### EXERCISE TASK:
Copy out the lines that include the word "name".

### RECORDS SHOWN:
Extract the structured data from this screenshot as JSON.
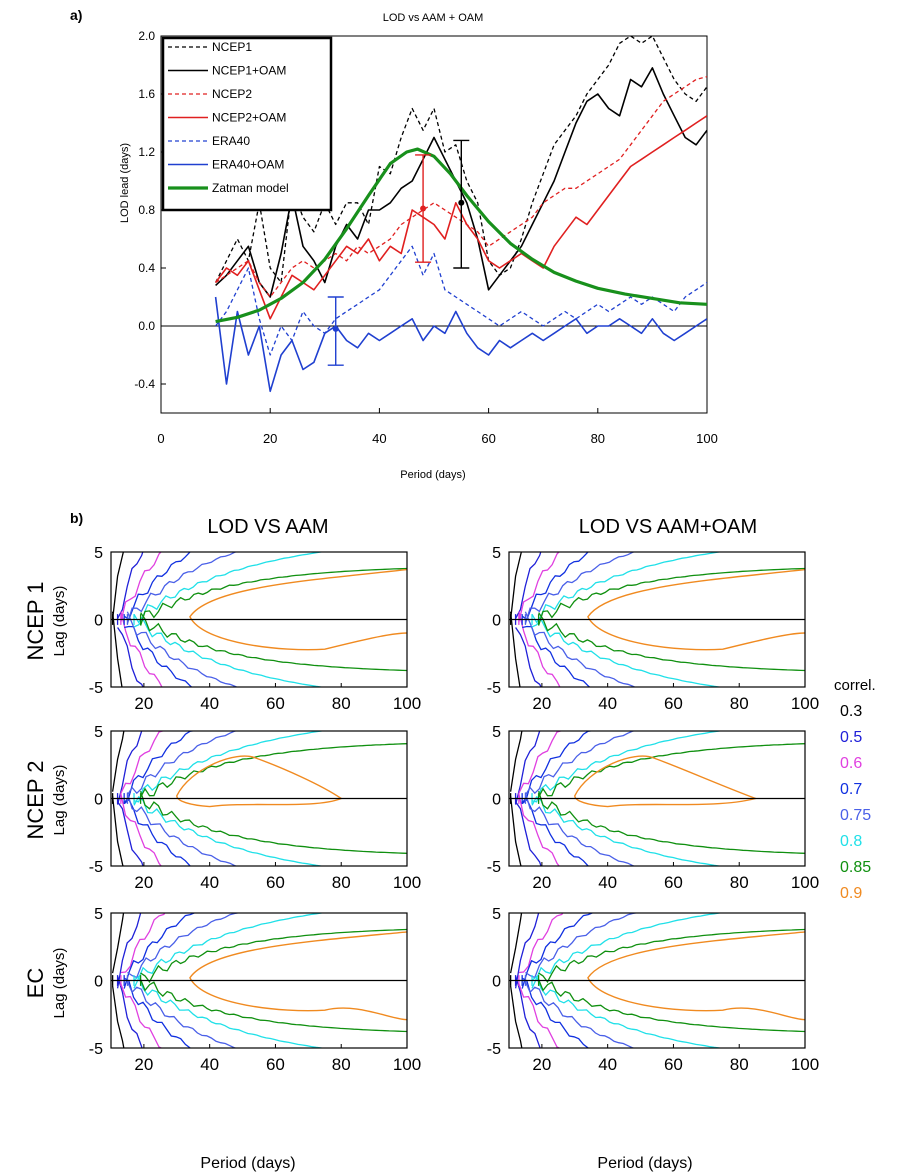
{
  "panel_a": {
    "label": "a)",
    "title": "LOD vs AAM + OAM",
    "xlabel": "Period (days)",
    "ylabel": "LOD lead (days)",
    "xlim": [
      0,
      100
    ],
    "ylim": [
      -0.6,
      2.0
    ],
    "xticks": [
      0,
      20,
      40,
      60,
      80,
      100
    ],
    "yticks": [
      -0.4,
      0.0,
      0.4,
      0.8,
      1.2,
      1.6,
      2.0
    ],
    "ytick_labels": [
      "-0.4",
      "0.0",
      "0.4",
      "0.8",
      "1.2",
      "1.6",
      "2.0"
    ],
    "legend_position": "top-left"
  },
  "panel_b": {
    "label": "b)",
    "col_titles": [
      "LOD VS AAM",
      "LOD VS AAM+OAM"
    ],
    "row_titles": [
      "NCEP 1",
      "NCEP 2",
      "EC"
    ],
    "ylabel": "Lag (days)",
    "xlabel": "Period (days)",
    "xlim": [
      10,
      100
    ],
    "ylim": [
      -5,
      5
    ],
    "xticks": [
      20,
      40,
      60,
      80,
      100
    ],
    "yticks": [
      5,
      0,
      -5
    ],
    "legend_title": "correl.",
    "contour_levels": [
      {
        "label": "0.3",
        "color": "#000000"
      },
      {
        "label": "0.5",
        "color": "#2020d8"
      },
      {
        "label": "0.6",
        "color": "#e040e0"
      },
      {
        "label": "0.7",
        "color": "#1030e0"
      },
      {
        "label": "0.75",
        "color": "#4a60e8"
      },
      {
        "label": "0.8",
        "color": "#20e0e8"
      },
      {
        "label": "0.85",
        "color": "#109010"
      },
      {
        "label": "0.9",
        "color": "#f08a20"
      }
    ]
  },
  "chart_data": [
    {
      "type": "line",
      "title": "LOD vs AAM + OAM",
      "xlabel": "Period (days)",
      "ylabel": "LOD lead (days)",
      "xlim": [
        0,
        100
      ],
      "ylim": [
        -0.6,
        2.0
      ],
      "series": [
        {
          "name": "NCEP1",
          "color": "#000000",
          "dash": true,
          "width": 1.3,
          "x": [
            10,
            12,
            14,
            16,
            18,
            20,
            22,
            24,
            26,
            28,
            30,
            32,
            34,
            36,
            38,
            40,
            42,
            44,
            46,
            48,
            50,
            52,
            54,
            56,
            58,
            60,
            62,
            64,
            66,
            68,
            70,
            72,
            74,
            76,
            78,
            80,
            82,
            84,
            86,
            88,
            90,
            92,
            94,
            96,
            98,
            100
          ],
          "y": [
            0.3,
            0.45,
            0.6,
            0.45,
            0.85,
            0.4,
            0.3,
            0.95,
            0.75,
            0.65,
            0.85,
            0.7,
            0.85,
            0.85,
            0.7,
            1.1,
            1.05,
            1.3,
            1.5,
            1.35,
            1.5,
            1.2,
            1.25,
            1.0,
            0.85,
            0.45,
            0.35,
            0.4,
            0.6,
            0.85,
            1.05,
            1.25,
            1.35,
            1.45,
            1.6,
            1.7,
            1.8,
            1.95,
            2.0,
            1.95,
            2.0,
            1.85,
            1.7,
            1.6,
            1.55,
            1.65
          ]
        },
        {
          "name": "NCEP1+OAM",
          "color": "#000000",
          "dash": false,
          "width": 1.6,
          "x": [
            10,
            12,
            14,
            16,
            18,
            20,
            22,
            24,
            26,
            28,
            30,
            32,
            34,
            36,
            38,
            40,
            42,
            44,
            46,
            48,
            50,
            52,
            54,
            56,
            58,
            60,
            62,
            64,
            66,
            68,
            70,
            72,
            74,
            76,
            78,
            80,
            82,
            84,
            86,
            88,
            90,
            92,
            94,
            96,
            98,
            100
          ],
          "y": [
            0.28,
            0.35,
            0.45,
            0.55,
            0.3,
            0.2,
            0.5,
            0.9,
            0.55,
            0.45,
            0.3,
            0.55,
            0.7,
            0.6,
            0.8,
            0.8,
            0.85,
            0.95,
            1.0,
            1.15,
            1.3,
            1.15,
            1.0,
            0.85,
            0.6,
            0.25,
            0.35,
            0.45,
            0.55,
            0.7,
            0.85,
            1.0,
            1.2,
            1.4,
            1.55,
            1.6,
            1.5,
            1.45,
            1.7,
            1.65,
            1.78,
            1.6,
            1.45,
            1.3,
            1.25,
            1.35
          ]
        },
        {
          "name": "NCEP2",
          "color": "#e02020",
          "dash": true,
          "width": 1.3,
          "x": [
            10,
            12,
            14,
            16,
            18,
            20,
            22,
            24,
            26,
            28,
            30,
            32,
            34,
            36,
            38,
            40,
            42,
            44,
            46,
            48,
            50,
            52,
            54,
            56,
            58,
            60,
            62,
            64,
            66,
            68,
            70,
            72,
            74,
            76,
            78,
            80,
            82,
            84,
            86,
            88,
            90,
            92,
            94,
            96,
            98,
            100
          ],
          "y": [
            0.3,
            0.35,
            0.4,
            0.45,
            0.3,
            0.2,
            0.3,
            0.4,
            0.45,
            0.4,
            0.45,
            0.5,
            0.45,
            0.55,
            0.5,
            0.55,
            0.6,
            0.7,
            0.75,
            0.8,
            0.85,
            0.8,
            0.75,
            0.7,
            0.65,
            0.55,
            0.6,
            0.65,
            0.7,
            0.75,
            0.85,
            0.9,
            0.95,
            0.95,
            1.0,
            1.05,
            1.1,
            1.15,
            1.25,
            1.35,
            1.45,
            1.55,
            1.6,
            1.65,
            1.7,
            1.72
          ]
        },
        {
          "name": "NCEP2+OAM",
          "color": "#e02020",
          "dash": false,
          "width": 1.6,
          "x": [
            10,
            12,
            14,
            16,
            18,
            20,
            22,
            24,
            26,
            28,
            30,
            32,
            34,
            36,
            38,
            40,
            42,
            44,
            46,
            48,
            50,
            52,
            54,
            56,
            58,
            60,
            62,
            64,
            66,
            68,
            70,
            72,
            74,
            76,
            78,
            80,
            82,
            84,
            86,
            88,
            90,
            92,
            94,
            96,
            98,
            100
          ],
          "y": [
            0.3,
            0.4,
            0.35,
            0.45,
            0.25,
            0.05,
            0.2,
            0.35,
            0.3,
            0.25,
            0.35,
            0.45,
            0.55,
            0.5,
            0.6,
            0.45,
            0.55,
            0.5,
            0.8,
            0.75,
            0.7,
            0.6,
            0.85,
            0.7,
            0.6,
            0.45,
            0.4,
            0.45,
            0.5,
            0.45,
            0.4,
            0.55,
            0.65,
            0.75,
            0.7,
            0.8,
            0.9,
            1.0,
            1.1,
            1.15,
            1.2,
            1.25,
            1.3,
            1.35,
            1.4,
            1.45
          ]
        },
        {
          "name": "ERA40",
          "color": "#2040d0",
          "dash": true,
          "width": 1.3,
          "x": [
            10,
            12,
            14,
            16,
            18,
            20,
            22,
            24,
            26,
            28,
            30,
            32,
            34,
            36,
            38,
            40,
            42,
            44,
            46,
            48,
            50,
            52,
            54,
            56,
            58,
            60,
            62,
            64,
            66,
            68,
            70,
            72,
            74,
            76,
            78,
            80,
            82,
            84,
            86,
            88,
            90,
            92,
            94,
            96,
            98,
            100
          ],
          "y": [
            0.0,
            0.1,
            0.25,
            0.4,
            0.05,
            -0.2,
            0.0,
            -0.1,
            0.1,
            0.0,
            -0.05,
            0.05,
            0.1,
            0.15,
            0.2,
            0.25,
            0.35,
            0.45,
            0.55,
            0.35,
            0.5,
            0.25,
            0.2,
            0.15,
            0.1,
            0.05,
            0.0,
            0.05,
            0.1,
            0.05,
            0.0,
            0.05,
            0.1,
            0.05,
            0.1,
            0.15,
            0.1,
            0.15,
            0.2,
            0.15,
            0.2,
            0.15,
            0.1,
            0.2,
            0.25,
            0.3
          ]
        },
        {
          "name": "ERA40+OAM",
          "color": "#2040d0",
          "dash": false,
          "width": 1.6,
          "x": [
            10,
            12,
            14,
            16,
            18,
            20,
            22,
            24,
            26,
            28,
            30,
            32,
            34,
            36,
            38,
            40,
            42,
            44,
            46,
            48,
            50,
            52,
            54,
            56,
            58,
            60,
            62,
            64,
            66,
            68,
            70,
            72,
            74,
            76,
            78,
            80,
            82,
            84,
            86,
            88,
            90,
            92,
            94,
            96,
            98,
            100
          ],
          "y": [
            0.2,
            -0.4,
            0.1,
            -0.2,
            0.0,
            -0.45,
            -0.2,
            -0.1,
            -0.3,
            -0.25,
            -0.05,
            0.0,
            -0.1,
            -0.15,
            -0.05,
            -0.1,
            -0.05,
            0.0,
            0.05,
            -0.1,
            0.0,
            -0.05,
            0.1,
            -0.05,
            -0.15,
            -0.2,
            -0.1,
            -0.15,
            -0.1,
            -0.05,
            -0.1,
            -0.05,
            0.0,
            0.05,
            -0.05,
            0.0,
            0.0,
            0.05,
            0.0,
            -0.05,
            0.05,
            -0.05,
            -0.1,
            -0.05,
            0.0,
            0.05
          ]
        },
        {
          "name": "Zatman model",
          "color": "#18901c",
          "dash": false,
          "width": 3.2,
          "x": [
            10,
            14,
            18,
            22,
            26,
            30,
            34,
            38,
            42,
            45,
            47,
            50,
            53,
            56,
            60,
            64,
            68,
            72,
            76,
            80,
            85,
            90,
            95,
            100
          ],
          "y": [
            0.03,
            0.06,
            0.11,
            0.19,
            0.3,
            0.46,
            0.67,
            0.9,
            1.12,
            1.2,
            1.22,
            1.17,
            1.05,
            0.9,
            0.72,
            0.57,
            0.46,
            0.37,
            0.31,
            0.26,
            0.22,
            0.19,
            0.16,
            0.15
          ]
        }
      ],
      "error_bars": [
        {
          "x": 32,
          "center": -0.02,
          "low": -0.27,
          "high": 0.2,
          "color": "#2040d0"
        },
        {
          "x": 48,
          "center": 0.81,
          "low": 0.44,
          "high": 1.18,
          "color": "#e02020"
        },
        {
          "x": 55,
          "center": 0.85,
          "low": 0.4,
          "high": 1.28,
          "color": "#000000"
        }
      ]
    },
    {
      "type": "contour",
      "title": "LOD VS AAM / LOD VS AAM+OAM",
      "rows": [
        "NCEP 1",
        "NCEP 2",
        "EC"
      ],
      "columns": [
        "LOD VS AAM",
        "LOD VS AAM+OAM"
      ],
      "xlabel": "Period (days)",
      "ylabel": "Lag (days)",
      "xlim": [
        10,
        100
      ],
      "ylim": [
        -5,
        5
      ],
      "levels": [
        0.3,
        0.5,
        0.6,
        0.7,
        0.75,
        0.8,
        0.85,
        0.9
      ]
    }
  ]
}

### THE ANSWER:
          "name": "NCEP1",
          "name": "NCEP1+OAM",
          "name": "NCEP2",
          "name": "NCEP2+OAM",
          "name": "ERA40",
          "name": "ERA40+OAM",
          "name": "Zatman model",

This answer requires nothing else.